▸ TO BE DONE:
**A)** Translate this sentence from the text on rare-event simulation into Spanish: "There are two main families of rare-event simulation techniques: Importance Sampling (IS) and Splitting."
**B)** Quote the text on rare-event simulation between "Participants : Bruno" and "of these types.", inclusive.

▸ SUPPLIED TEXT:
— Start —

Participants : Bruno Tuffin, Gerardo Rubino.

We maintain a research activity in different areas related to dependability, performability and vulnerability analysis of communication systems, using both the Monte Carlo and the Quasi-Monte Carlo approaches to evaluate the relevant metrics. Monte Carlo (and Quasi-Monte Carlo) methods often represent the only tool able to solve complex problems of these types.

Rare event simulation of regenerative systems. Rare events occur by definition with a very small probability but are important to analyze because of potential catastrophic consequences. In , we focus on rare event for so-called regenerative processes, that are basically processes such that portions of them are statistically independent of each other. For many complex and/or large models, simulation is the only tool at hand but it requires specific implementations to get an accurate answer in a reasonable time. There are two main families of rare-event simulation techniques: Importance Sampling (IS) and Splitting. In a first part, we briefly remind them and compare their respective advantages but later (somewhat arbitrarily) devote most of the work to IS. We then focus on the estimation of the mean hitting time of a rarely visited set. A natural and direct estimator consists in averaging independent and identically distributed copies of simulated hitting times, but an alternative standard estimator uses the regenerative structure allowing to represent the mean as a ratio of quantities. We see that in the setting of crude simulation, the two estimators are actually asymptotically identical in a rare-event context, but inefficient for different, even if related, reasons: the direct estimator requires a large average computational time of a single run whereas the ratio estimator faces a small probability computation. We then explain that the ratio estimator is advised when using IS. In the third part, we discuss the estimation of the distribution, not just the mean, of the hitting time to a rarely visited set of states. We exploit the property that the distribution of the hitting time divided by its expectation converges weakly to an exponential as the target set probability decreases to zero. The problem then reduces to the extensively studied estimation of the mean described previously. It leads to simple estimators of a quantile and conditional tail expectation of the hitting time. Some variants are presented and the accuracy of the estimators is illustrated on numerical examples.

— End —

▸ RECORDS SHOWN:
— Start —

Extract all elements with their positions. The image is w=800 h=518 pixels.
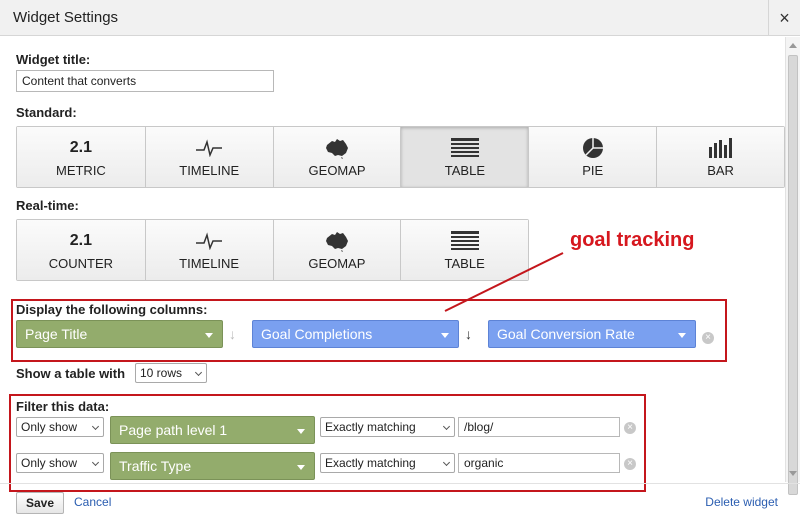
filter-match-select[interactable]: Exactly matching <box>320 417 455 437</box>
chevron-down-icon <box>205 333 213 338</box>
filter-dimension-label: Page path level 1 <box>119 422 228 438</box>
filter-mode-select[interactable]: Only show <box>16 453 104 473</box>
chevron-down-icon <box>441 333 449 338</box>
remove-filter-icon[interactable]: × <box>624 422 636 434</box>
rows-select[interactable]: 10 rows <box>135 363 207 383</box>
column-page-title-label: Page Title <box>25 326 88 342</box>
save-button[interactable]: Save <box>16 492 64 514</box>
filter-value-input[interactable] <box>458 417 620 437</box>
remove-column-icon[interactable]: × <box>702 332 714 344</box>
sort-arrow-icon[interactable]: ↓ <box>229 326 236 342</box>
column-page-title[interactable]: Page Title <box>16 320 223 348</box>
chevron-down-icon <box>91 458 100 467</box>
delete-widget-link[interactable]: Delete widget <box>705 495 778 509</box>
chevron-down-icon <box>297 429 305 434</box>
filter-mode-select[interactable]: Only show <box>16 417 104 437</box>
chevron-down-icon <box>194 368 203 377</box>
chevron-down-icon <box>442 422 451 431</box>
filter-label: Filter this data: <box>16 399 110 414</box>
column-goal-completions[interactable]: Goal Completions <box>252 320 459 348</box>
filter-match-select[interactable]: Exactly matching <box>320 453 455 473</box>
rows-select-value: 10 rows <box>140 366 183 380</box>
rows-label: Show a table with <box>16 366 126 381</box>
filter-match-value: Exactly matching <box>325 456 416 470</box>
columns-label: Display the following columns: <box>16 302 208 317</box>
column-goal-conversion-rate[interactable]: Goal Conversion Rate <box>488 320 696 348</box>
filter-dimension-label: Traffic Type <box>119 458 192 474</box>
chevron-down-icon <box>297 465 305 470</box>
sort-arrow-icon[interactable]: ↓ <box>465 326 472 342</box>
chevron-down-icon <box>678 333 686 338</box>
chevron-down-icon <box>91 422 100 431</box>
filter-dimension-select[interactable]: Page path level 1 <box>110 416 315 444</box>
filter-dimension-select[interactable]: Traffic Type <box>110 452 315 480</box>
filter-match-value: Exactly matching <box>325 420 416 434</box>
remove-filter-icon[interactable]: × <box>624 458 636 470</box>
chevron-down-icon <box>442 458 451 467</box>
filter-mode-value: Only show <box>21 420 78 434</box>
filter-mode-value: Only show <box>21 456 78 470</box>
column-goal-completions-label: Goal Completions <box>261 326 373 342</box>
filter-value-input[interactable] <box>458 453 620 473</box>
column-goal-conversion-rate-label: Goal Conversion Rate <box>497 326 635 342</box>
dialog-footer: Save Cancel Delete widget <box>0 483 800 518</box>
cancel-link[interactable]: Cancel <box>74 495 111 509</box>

— End —
— Start —

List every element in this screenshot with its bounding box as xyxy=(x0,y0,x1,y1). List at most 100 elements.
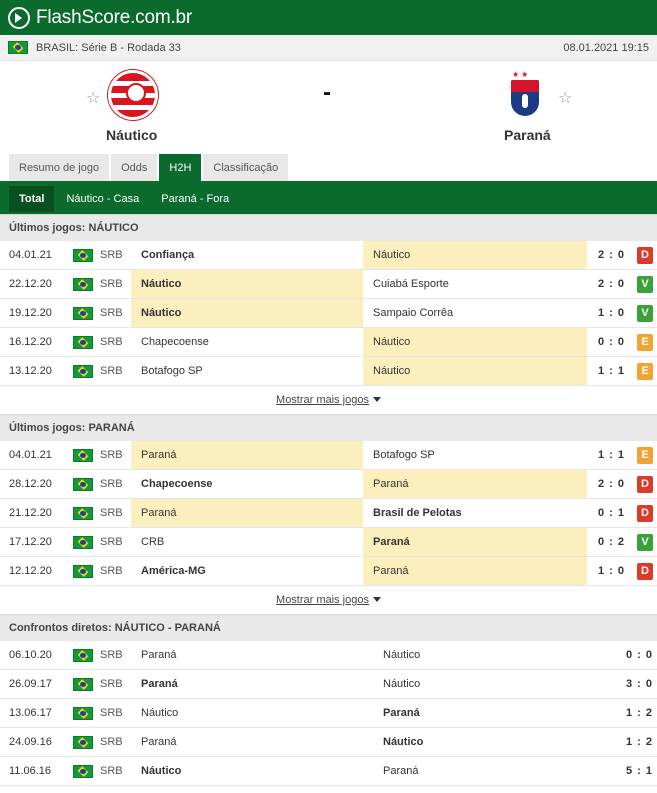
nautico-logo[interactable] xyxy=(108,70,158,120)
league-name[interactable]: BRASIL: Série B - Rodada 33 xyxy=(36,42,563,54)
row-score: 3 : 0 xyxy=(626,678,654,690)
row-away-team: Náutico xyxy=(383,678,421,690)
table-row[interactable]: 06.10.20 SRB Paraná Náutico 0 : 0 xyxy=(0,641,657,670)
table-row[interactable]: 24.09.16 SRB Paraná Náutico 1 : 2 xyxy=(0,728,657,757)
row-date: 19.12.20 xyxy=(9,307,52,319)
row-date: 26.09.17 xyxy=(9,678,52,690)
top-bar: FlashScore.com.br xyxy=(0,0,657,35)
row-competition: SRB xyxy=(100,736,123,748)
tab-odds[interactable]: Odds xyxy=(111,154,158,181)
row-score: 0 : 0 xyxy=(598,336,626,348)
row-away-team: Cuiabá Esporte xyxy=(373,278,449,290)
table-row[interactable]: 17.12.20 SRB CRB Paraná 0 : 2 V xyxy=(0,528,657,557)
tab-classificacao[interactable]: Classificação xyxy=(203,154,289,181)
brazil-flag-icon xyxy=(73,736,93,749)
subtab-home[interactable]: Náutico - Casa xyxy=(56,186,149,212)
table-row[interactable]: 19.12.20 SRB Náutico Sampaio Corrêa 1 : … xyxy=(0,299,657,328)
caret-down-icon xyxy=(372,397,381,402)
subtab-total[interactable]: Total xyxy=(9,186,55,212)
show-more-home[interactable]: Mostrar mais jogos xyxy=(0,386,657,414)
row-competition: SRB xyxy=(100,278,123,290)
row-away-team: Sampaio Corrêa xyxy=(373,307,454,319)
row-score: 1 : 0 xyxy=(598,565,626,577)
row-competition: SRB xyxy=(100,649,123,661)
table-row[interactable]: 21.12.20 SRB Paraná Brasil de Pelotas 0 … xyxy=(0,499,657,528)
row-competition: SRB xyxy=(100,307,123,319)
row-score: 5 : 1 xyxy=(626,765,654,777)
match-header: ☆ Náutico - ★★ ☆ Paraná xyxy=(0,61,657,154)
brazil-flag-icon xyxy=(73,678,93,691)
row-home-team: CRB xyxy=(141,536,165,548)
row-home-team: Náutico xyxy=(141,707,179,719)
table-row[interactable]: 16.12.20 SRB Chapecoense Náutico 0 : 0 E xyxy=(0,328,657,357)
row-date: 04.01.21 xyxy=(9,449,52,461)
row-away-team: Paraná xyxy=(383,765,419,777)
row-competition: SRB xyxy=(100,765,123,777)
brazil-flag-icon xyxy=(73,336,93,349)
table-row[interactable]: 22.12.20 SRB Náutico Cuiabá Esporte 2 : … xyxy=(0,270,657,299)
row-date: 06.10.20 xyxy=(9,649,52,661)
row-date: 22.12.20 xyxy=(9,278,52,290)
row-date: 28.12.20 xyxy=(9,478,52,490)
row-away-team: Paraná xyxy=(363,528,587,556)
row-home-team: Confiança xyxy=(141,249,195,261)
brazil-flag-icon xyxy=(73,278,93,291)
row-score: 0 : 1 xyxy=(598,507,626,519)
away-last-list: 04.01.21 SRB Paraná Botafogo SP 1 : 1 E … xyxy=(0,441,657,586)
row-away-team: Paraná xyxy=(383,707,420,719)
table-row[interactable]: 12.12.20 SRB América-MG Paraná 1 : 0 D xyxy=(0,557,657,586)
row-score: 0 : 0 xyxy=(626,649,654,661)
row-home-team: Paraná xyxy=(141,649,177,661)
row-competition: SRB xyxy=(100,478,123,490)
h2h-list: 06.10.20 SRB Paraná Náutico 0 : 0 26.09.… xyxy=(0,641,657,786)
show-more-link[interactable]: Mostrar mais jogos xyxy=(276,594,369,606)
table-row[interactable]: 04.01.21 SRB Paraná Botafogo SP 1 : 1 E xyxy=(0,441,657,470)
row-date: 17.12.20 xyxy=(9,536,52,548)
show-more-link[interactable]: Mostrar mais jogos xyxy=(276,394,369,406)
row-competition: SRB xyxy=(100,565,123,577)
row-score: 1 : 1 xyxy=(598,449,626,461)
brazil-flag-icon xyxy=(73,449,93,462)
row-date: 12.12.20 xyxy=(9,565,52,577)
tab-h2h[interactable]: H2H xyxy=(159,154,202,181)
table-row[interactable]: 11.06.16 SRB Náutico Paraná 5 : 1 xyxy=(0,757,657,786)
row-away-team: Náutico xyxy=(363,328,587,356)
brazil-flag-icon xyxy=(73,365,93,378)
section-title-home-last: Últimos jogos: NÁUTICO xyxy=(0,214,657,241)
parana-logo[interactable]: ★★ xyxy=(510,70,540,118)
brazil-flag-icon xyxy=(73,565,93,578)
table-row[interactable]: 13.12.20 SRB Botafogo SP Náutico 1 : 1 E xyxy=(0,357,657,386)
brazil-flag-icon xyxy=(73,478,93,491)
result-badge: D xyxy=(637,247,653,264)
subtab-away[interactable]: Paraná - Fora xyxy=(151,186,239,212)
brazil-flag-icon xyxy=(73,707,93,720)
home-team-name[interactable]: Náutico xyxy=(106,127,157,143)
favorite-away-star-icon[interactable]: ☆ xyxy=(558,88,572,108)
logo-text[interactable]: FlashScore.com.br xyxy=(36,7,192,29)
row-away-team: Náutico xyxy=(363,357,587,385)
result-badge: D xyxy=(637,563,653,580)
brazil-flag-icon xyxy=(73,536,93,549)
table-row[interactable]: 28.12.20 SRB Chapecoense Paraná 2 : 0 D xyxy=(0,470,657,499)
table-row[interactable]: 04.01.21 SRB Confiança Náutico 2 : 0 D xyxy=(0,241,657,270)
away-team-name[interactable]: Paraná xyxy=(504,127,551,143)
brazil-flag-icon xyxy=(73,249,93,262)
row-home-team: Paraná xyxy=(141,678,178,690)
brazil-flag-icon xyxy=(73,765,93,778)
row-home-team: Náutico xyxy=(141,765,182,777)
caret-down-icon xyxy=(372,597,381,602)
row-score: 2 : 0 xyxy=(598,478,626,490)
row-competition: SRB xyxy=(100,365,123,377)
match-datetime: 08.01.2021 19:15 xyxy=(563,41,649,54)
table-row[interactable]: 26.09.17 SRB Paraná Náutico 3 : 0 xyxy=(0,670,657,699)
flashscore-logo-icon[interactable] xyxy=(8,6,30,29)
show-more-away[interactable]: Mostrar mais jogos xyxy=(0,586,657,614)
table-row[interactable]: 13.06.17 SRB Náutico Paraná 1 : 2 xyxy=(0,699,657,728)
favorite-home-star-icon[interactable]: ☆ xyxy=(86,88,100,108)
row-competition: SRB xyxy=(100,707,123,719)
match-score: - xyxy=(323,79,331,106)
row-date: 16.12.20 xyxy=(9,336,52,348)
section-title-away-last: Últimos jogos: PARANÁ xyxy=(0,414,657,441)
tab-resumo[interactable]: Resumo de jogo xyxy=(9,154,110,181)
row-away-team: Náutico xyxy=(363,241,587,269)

— End —

▸ EXPECTED RESPONSES:
**A)** Existen dos familias principales de técnicas de simulación de eventos raros: el muestreo por importancia (IS) y la división (Splitting).

**B)**
Participants : Bruno Tuffin, Gerardo Rubino.

We maintain a research activity in different areas related to dependability, performability and vulnerability analysis of communication systems, using both the Monte Carlo and the Quasi-Monte Carlo approaches to evaluate the relevant metrics. Monte Carlo (and Quasi-Monte Carlo) methods often represent the only tool able to solve complex problems of these types.